##### Records shown #####

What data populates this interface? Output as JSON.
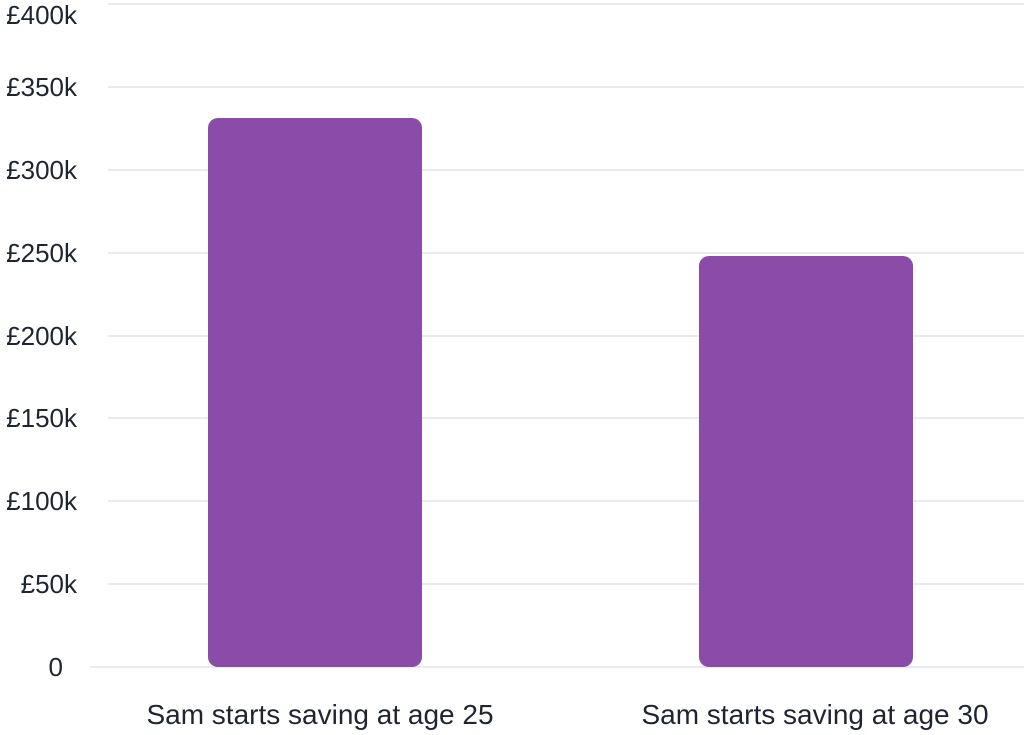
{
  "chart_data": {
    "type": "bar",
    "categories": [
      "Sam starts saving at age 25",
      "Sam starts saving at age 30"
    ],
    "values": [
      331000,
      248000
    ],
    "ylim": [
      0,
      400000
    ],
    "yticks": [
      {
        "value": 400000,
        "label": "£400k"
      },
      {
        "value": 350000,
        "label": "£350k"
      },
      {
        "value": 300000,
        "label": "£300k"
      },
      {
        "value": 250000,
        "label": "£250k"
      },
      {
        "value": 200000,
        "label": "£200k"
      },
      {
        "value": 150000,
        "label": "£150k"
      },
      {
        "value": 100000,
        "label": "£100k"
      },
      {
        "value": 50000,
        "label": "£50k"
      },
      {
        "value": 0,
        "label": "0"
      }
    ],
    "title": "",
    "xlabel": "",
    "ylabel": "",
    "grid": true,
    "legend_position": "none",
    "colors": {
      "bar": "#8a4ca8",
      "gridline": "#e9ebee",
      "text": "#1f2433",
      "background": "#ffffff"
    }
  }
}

#####
##### Records shown #####

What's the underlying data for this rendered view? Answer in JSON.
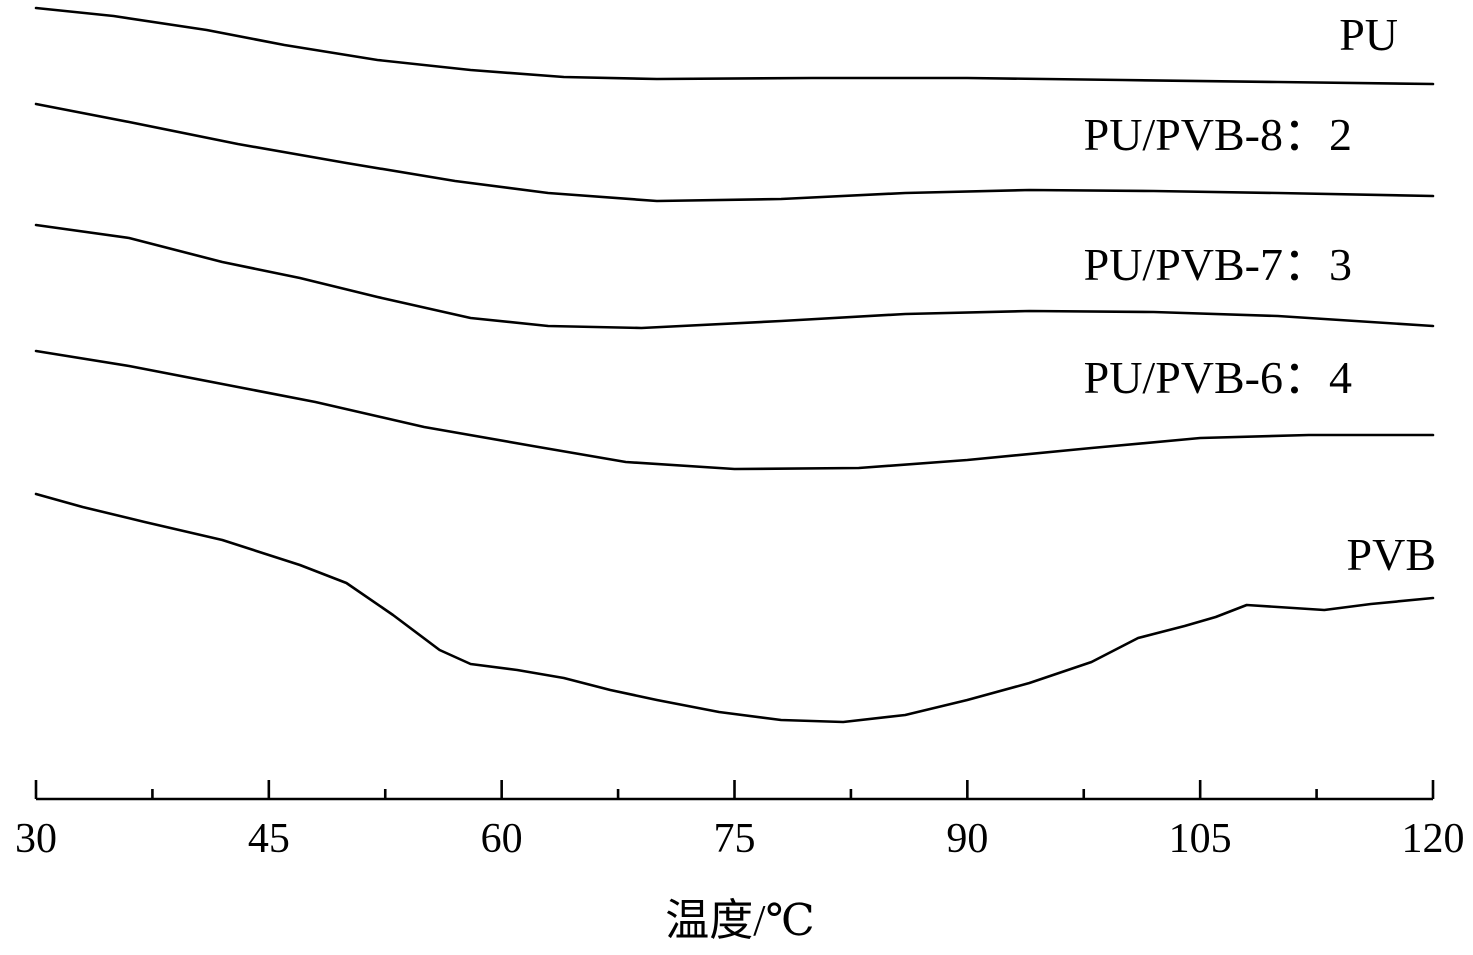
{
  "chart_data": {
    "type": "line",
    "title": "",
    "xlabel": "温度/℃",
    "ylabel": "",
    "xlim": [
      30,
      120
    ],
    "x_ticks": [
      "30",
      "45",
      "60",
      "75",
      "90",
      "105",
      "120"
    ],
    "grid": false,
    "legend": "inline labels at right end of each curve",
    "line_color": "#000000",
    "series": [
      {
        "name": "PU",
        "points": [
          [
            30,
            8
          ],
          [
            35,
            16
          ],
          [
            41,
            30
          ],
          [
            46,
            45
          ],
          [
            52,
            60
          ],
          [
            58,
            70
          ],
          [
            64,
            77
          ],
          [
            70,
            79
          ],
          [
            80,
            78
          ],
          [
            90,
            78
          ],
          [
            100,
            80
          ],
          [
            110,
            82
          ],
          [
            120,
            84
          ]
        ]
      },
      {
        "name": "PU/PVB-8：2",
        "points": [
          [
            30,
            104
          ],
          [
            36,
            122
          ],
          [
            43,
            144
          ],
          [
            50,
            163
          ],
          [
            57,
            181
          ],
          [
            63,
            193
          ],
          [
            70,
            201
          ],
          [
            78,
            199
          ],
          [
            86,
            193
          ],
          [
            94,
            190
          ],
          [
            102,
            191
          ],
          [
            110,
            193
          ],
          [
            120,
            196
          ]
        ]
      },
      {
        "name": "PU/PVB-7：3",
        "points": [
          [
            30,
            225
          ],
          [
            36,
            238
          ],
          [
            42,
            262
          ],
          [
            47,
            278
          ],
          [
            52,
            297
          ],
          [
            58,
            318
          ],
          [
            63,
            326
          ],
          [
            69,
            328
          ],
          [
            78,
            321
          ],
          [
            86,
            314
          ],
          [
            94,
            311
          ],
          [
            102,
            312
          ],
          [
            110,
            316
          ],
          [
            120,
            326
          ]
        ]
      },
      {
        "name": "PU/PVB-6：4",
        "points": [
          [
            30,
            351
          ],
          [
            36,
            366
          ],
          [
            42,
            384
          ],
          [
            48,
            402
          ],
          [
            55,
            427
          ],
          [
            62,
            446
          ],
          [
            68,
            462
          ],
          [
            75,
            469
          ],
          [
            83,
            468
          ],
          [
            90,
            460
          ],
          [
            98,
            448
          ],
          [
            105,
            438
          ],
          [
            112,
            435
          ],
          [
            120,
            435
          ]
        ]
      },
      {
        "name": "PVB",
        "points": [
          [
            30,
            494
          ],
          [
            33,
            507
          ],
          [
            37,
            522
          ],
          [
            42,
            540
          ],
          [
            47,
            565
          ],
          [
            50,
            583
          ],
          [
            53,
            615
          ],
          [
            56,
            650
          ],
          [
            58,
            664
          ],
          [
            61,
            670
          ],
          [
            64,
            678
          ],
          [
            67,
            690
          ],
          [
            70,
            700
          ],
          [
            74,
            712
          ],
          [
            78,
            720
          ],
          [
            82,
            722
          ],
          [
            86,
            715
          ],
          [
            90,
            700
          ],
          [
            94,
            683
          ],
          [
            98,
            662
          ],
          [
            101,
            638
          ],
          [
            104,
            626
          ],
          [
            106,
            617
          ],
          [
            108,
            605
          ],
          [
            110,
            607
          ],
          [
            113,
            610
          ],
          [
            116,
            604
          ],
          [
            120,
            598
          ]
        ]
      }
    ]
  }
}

#####
##### Records shown #####

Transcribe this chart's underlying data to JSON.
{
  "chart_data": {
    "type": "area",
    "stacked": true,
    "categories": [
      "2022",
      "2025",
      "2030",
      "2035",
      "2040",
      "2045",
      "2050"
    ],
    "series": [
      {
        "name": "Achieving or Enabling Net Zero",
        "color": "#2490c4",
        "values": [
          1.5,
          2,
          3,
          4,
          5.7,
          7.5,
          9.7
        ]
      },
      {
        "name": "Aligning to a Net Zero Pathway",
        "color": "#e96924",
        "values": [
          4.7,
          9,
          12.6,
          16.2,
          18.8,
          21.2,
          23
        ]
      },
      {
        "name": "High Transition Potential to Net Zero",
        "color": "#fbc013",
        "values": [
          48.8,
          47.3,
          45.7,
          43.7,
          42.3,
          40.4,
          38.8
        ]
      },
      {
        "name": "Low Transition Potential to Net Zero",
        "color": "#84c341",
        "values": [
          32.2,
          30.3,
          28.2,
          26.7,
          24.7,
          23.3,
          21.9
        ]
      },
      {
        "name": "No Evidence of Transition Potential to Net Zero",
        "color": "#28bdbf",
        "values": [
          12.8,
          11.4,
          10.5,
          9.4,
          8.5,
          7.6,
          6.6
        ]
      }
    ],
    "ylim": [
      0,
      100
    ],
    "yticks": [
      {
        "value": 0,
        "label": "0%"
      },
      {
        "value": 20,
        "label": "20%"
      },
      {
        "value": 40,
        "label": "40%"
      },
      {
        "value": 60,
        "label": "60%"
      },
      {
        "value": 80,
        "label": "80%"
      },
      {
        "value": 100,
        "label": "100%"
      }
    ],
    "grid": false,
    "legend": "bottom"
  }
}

#####

- [What to produce]:
Work out the count of lines containing the word "name", then write only that count.

- [Finished exercise]:
10